• [Task objective]
Output the data exactly, with every line intact.

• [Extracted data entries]

________

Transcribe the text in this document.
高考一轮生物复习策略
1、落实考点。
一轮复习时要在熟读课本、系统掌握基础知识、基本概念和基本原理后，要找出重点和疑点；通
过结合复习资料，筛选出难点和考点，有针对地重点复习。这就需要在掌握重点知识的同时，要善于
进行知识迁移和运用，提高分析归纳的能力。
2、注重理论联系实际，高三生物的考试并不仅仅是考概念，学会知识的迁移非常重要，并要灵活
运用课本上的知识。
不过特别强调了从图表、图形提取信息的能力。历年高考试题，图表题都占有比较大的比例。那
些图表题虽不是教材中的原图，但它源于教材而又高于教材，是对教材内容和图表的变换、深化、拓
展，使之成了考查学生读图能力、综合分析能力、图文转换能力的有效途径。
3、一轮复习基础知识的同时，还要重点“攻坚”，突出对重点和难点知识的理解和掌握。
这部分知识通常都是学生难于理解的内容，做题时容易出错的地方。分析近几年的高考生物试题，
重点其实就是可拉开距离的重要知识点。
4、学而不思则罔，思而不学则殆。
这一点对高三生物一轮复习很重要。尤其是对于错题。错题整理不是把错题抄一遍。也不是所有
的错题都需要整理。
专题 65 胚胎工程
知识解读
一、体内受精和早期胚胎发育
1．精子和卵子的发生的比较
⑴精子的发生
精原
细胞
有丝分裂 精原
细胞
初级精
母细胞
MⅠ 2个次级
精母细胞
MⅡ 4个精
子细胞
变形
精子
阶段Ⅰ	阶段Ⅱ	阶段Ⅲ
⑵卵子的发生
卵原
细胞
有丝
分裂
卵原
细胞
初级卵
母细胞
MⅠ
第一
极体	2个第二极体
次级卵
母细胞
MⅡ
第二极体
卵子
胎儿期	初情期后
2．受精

________

• [Exercise response]
Transcribe the text in this document.
高考一轮生物复习策略
1、落实考点。
一轮复习时要在熟读课本、系统掌握基础知识、基本概念和基本原理后，要找出重点和疑点；通
过结合复习资料，筛选出难点和考点，有针对地重点复习。这就需要在掌握重点知识的同时，要善于
进行知识迁移和运用，提高分析归纳的能力。
2、注重理论联系实际，高三生物的考试并不仅仅是考概念，学会知识的迁移非常重要，并要灵活
运用课本上的知识。
不过特别强调了从图表、图形提取信息的能力。历年高考试题，图表题都占有比较大的比例。那
些图表题虽不是教材中的原图，但它源于教材而又高于教材，是对教材内容和图表的变换、深化、拓
展，使之成了考查学生读图能力、综合分析能力、图文转换能力的有效途径。
3、一轮复习基础知识的同时，还要重点“攻坚”，突出对重点和难点知识的理解和掌握。
这部分知识通常都是学生难于理解的内容，做题时容易出错的地方。分析近几年的高考生物试题，
重点其实就是可拉开距离的重要知识点。
4、学而不思则罔，思而不学则殆。
这一点对高三生物一轮复习很重要。尤其是对于错题。错题整理不是把错题抄一遍。也不是所有
的错题都需要整理。
专题 65 胚胎工程
知识解读
一、体内受精和早期胚胎发育
1．精子和卵子的发生的比较
⑴精子的发生
精原
细胞
有丝分裂 精原
细胞
初级精
母细胞
MⅠ 2个次级
精母细胞
MⅡ 4个精
子细胞
变形
精子
阶段Ⅰ	阶段Ⅱ	阶段Ⅲ
⑵卵子的发生
卵原
细胞
有丝
分裂
卵原
细胞
初级卵
母细胞
MⅠ
第一
极体	2个第二极体
次级卵
母细胞
MⅡ
第二极体
卵子
胎儿期	初情期后
2．受精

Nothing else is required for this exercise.